_The task_
Of all the lines in the records below, how many hold the word "vegetation"? Give the number alone.

Start of Records for processing

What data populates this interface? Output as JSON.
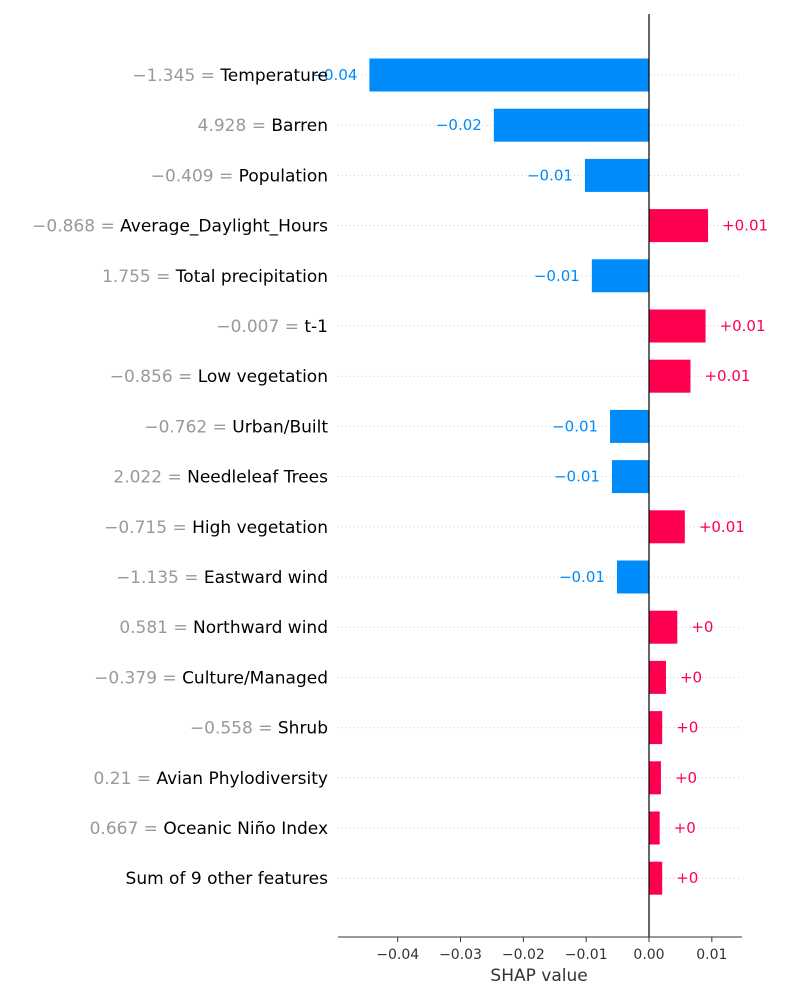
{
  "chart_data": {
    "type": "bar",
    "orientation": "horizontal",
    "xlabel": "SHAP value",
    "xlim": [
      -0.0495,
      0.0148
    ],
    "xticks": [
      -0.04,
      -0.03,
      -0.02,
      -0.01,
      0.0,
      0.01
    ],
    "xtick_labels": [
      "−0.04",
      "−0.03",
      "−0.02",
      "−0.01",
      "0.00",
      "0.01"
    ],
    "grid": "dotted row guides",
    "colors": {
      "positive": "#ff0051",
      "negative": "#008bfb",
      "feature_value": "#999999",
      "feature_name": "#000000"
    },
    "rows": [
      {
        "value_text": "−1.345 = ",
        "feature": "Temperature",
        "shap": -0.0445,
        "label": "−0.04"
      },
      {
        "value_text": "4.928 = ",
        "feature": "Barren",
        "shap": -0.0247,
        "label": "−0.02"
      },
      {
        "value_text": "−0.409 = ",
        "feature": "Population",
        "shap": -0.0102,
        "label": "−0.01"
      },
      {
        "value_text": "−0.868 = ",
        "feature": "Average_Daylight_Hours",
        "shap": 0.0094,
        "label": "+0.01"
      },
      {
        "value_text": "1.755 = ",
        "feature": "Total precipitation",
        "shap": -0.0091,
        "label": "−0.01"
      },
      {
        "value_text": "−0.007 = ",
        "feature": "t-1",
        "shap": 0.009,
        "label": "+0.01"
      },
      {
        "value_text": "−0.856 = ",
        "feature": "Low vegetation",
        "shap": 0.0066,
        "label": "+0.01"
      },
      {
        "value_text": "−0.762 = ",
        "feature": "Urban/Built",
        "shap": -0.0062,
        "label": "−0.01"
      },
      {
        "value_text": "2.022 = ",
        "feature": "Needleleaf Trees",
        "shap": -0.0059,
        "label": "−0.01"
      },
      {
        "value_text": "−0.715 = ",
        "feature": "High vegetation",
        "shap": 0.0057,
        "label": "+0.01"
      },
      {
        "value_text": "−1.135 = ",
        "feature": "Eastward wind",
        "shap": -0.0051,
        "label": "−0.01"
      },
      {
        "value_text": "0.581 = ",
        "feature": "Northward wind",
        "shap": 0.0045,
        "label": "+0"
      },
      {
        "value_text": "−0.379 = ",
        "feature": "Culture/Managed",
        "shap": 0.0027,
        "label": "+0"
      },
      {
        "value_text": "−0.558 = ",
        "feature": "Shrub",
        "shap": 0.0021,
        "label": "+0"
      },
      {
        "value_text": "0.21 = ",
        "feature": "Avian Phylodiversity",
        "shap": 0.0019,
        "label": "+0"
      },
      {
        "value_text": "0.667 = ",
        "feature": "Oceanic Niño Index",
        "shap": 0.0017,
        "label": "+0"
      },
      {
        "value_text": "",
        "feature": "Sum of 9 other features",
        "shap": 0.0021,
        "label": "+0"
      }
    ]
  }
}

End of Records for processing

_Result for this task_
2